[Data listing]
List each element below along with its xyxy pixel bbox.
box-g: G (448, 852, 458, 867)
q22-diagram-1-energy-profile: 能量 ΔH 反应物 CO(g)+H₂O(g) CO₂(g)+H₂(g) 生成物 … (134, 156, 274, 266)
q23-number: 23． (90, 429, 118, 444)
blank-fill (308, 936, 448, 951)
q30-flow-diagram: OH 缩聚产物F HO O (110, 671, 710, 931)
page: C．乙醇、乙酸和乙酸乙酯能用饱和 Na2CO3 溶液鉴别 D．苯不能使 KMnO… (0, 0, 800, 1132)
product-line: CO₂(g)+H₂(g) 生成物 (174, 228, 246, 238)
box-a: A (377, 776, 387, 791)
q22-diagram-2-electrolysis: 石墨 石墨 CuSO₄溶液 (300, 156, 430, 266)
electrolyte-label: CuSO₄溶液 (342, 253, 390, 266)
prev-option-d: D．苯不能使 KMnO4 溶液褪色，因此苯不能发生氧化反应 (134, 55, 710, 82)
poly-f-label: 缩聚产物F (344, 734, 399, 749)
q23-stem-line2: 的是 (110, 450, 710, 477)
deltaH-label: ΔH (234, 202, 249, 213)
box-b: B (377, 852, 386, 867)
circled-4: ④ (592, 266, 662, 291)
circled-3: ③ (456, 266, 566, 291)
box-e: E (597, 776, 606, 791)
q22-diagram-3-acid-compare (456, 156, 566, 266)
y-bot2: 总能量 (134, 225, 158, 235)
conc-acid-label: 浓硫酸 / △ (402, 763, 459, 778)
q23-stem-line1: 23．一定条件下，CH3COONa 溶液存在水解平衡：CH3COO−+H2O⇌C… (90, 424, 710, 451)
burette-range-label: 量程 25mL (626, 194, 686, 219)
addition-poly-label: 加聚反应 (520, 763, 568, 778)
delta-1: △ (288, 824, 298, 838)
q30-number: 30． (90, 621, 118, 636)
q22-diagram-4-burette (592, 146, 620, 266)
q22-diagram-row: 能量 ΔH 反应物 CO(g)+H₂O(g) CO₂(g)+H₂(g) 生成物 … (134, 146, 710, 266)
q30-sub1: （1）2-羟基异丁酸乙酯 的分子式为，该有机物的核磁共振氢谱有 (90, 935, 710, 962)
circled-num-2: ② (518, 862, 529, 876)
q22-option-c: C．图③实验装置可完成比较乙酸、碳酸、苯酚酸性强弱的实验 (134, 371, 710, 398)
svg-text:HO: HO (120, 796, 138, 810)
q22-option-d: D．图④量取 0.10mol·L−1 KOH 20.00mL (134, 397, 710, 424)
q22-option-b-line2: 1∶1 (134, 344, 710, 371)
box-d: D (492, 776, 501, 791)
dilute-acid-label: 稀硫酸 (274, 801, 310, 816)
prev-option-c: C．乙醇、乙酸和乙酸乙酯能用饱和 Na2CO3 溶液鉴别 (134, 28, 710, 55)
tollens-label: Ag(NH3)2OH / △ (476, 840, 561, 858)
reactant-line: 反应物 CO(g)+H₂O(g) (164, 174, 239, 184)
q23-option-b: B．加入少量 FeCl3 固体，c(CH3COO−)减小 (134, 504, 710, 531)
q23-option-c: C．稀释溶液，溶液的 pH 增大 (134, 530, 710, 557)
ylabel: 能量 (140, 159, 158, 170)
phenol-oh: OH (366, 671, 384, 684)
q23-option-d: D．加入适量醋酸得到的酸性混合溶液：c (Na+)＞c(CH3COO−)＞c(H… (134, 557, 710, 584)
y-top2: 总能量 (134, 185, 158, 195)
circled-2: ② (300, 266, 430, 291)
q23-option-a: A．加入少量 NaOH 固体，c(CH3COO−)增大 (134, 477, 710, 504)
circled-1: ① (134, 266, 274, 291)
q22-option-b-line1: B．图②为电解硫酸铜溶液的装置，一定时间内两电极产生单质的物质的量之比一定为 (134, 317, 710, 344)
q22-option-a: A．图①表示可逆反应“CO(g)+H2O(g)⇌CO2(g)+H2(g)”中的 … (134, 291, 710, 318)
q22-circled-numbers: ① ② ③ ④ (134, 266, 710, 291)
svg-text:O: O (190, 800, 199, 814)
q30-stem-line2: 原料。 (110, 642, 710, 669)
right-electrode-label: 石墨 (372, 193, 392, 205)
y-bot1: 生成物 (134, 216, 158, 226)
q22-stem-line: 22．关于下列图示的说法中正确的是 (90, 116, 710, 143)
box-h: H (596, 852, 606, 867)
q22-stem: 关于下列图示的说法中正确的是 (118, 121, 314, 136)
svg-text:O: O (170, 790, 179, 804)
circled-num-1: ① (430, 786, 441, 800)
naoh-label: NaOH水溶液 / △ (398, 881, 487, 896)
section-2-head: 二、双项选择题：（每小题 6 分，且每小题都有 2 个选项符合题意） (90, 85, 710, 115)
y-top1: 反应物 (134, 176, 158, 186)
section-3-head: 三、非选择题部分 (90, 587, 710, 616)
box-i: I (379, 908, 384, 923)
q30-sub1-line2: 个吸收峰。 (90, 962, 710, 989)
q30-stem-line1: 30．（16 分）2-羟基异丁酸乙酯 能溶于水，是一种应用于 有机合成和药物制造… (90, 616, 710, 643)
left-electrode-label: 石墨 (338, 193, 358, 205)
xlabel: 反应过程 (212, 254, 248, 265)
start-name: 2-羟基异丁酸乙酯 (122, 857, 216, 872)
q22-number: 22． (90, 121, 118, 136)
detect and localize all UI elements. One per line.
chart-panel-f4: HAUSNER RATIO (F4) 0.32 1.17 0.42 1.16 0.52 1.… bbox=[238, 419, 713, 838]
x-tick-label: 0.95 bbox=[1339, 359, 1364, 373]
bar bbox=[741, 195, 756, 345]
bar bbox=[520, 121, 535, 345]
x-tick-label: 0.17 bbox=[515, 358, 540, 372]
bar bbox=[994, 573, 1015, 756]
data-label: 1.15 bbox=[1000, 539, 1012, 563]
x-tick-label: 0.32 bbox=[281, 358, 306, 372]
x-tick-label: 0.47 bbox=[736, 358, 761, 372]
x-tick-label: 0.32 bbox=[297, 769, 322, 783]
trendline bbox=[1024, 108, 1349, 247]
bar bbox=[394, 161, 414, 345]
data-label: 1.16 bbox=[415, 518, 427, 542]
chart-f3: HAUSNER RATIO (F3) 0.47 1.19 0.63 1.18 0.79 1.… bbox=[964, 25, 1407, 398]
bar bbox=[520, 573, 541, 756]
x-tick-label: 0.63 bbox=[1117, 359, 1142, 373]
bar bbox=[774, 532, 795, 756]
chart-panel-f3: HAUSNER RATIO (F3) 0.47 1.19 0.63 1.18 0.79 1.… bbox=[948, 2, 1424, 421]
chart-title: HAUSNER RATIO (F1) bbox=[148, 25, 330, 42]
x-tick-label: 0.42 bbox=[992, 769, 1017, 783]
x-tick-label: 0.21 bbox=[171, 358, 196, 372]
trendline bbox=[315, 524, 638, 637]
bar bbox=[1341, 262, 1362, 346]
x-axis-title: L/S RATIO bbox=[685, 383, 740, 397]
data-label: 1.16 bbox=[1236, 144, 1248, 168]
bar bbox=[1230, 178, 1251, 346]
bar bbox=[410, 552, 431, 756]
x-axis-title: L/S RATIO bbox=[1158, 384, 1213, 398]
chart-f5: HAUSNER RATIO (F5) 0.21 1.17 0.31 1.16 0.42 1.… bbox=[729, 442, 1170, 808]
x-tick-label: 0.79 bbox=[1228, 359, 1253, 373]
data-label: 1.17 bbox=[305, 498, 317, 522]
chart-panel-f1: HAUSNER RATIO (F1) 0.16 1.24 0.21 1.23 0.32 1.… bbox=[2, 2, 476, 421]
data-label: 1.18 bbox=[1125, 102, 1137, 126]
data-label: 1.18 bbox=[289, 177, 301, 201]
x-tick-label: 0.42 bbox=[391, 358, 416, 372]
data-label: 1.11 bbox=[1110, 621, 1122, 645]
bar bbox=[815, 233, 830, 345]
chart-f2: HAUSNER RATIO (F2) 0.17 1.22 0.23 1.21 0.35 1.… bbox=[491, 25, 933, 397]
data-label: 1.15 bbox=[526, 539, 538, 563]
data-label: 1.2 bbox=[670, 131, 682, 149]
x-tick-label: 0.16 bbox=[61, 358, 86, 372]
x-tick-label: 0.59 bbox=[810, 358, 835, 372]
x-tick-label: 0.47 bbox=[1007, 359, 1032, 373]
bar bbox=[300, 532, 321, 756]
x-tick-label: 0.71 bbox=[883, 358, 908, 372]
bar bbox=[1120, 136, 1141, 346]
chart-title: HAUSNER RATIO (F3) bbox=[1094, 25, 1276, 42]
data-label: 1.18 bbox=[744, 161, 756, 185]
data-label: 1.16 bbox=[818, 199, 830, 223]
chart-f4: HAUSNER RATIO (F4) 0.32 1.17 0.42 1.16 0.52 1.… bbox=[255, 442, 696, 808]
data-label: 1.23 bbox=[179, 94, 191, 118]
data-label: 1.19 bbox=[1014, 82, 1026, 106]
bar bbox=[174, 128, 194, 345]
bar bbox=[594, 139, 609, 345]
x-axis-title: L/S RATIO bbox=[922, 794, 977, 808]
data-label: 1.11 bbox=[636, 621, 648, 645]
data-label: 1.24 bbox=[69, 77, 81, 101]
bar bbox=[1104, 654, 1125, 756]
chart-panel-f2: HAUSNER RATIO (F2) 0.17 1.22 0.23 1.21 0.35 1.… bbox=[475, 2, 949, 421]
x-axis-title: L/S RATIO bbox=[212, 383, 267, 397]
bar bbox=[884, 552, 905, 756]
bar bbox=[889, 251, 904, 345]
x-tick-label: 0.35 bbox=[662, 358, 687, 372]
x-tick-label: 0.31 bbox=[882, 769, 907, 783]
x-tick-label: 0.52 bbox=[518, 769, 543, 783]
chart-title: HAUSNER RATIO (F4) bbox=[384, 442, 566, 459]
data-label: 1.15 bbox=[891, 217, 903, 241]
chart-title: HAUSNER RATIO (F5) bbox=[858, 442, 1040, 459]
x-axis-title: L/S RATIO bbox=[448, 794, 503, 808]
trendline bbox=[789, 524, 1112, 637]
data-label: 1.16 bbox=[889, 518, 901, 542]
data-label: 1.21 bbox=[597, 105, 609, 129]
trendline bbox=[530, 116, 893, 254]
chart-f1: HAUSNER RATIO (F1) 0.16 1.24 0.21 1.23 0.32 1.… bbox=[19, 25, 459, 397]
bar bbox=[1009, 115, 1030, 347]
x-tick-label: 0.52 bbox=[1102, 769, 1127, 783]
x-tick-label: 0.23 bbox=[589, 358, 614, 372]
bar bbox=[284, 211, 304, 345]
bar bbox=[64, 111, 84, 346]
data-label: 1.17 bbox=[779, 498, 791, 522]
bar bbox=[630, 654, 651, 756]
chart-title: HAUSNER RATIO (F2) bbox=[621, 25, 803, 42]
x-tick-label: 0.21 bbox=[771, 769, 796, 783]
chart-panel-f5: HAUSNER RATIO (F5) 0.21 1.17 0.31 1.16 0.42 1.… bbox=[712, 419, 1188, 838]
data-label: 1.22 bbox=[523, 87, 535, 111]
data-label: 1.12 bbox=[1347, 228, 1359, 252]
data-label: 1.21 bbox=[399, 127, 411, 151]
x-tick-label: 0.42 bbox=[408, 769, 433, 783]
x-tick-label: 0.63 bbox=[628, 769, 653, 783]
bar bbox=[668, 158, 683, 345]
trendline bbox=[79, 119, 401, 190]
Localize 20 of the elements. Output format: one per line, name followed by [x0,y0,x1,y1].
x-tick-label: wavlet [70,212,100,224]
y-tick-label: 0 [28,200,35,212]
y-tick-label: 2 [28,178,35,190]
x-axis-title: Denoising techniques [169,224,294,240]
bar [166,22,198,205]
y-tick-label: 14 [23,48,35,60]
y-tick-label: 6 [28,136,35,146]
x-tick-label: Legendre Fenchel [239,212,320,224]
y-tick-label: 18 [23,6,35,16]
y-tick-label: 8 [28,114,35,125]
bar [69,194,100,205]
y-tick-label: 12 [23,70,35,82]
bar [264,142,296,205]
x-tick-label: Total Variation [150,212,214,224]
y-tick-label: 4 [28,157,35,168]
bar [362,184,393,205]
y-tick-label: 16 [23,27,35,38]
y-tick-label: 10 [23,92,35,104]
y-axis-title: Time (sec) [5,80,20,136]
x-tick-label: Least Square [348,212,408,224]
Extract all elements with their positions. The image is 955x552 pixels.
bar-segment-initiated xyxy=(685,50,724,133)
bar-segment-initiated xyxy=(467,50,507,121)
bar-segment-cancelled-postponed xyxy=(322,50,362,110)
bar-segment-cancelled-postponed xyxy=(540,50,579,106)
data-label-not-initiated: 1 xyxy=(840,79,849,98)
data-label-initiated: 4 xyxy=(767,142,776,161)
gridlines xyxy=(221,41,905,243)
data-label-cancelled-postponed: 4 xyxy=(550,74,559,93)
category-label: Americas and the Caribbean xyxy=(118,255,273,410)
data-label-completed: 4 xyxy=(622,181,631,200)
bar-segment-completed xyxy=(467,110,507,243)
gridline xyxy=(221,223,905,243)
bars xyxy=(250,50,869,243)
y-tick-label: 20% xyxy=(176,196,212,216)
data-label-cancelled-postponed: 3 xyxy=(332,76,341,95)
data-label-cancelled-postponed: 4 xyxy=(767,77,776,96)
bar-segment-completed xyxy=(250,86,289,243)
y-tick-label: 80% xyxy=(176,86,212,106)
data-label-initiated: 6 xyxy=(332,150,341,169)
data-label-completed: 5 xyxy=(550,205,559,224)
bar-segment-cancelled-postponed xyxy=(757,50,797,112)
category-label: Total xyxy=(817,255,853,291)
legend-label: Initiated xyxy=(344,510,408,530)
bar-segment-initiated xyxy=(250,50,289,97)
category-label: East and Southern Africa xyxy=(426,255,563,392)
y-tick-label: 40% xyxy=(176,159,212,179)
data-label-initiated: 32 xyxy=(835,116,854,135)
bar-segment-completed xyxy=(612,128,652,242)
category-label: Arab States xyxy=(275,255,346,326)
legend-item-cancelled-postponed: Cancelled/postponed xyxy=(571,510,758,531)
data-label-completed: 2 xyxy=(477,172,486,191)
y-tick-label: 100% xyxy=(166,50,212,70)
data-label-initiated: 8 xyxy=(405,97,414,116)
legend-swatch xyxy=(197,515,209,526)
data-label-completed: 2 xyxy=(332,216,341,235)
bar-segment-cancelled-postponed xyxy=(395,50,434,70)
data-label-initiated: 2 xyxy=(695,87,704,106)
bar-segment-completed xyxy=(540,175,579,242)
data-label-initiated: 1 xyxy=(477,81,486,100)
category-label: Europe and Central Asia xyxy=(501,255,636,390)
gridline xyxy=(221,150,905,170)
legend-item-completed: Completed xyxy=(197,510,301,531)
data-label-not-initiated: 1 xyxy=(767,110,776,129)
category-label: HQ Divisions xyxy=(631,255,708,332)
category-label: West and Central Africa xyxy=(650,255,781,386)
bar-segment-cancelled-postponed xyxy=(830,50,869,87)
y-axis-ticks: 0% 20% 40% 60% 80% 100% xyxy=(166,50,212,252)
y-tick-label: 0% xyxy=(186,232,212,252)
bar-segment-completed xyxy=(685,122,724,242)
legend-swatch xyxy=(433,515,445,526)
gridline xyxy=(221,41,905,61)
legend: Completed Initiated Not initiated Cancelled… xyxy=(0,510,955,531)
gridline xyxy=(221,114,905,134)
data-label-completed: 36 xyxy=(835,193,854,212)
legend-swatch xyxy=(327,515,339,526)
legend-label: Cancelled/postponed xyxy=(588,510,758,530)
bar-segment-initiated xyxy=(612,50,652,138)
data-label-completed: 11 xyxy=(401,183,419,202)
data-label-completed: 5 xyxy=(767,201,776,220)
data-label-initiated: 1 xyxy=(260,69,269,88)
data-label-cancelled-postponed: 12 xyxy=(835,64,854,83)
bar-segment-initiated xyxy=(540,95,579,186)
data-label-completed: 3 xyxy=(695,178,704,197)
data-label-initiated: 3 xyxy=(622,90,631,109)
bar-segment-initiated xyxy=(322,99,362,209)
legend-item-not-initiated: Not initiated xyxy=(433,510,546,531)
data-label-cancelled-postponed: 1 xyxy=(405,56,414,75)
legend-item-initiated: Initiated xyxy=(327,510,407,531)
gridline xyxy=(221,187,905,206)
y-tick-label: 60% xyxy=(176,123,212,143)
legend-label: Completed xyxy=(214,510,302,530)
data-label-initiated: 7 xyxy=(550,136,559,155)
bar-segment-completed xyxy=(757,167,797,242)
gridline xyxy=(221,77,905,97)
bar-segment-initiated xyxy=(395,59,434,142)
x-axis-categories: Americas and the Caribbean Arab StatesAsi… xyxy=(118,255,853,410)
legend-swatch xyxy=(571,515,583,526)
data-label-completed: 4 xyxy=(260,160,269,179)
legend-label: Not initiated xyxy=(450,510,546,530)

▶ _EXERCISE DESCRIPTION_: Which lines of the data above contain the string "name"? Extract each one, matching case exactly.

▶ _SOLUTION TO THIS EXERCISE_:
start-name: 2-羟基异丁酸乙酯 (122, 857, 216, 872)
Localize 20 of the elements. Output format: one per line, name followed by [x0,y0,x1,y1].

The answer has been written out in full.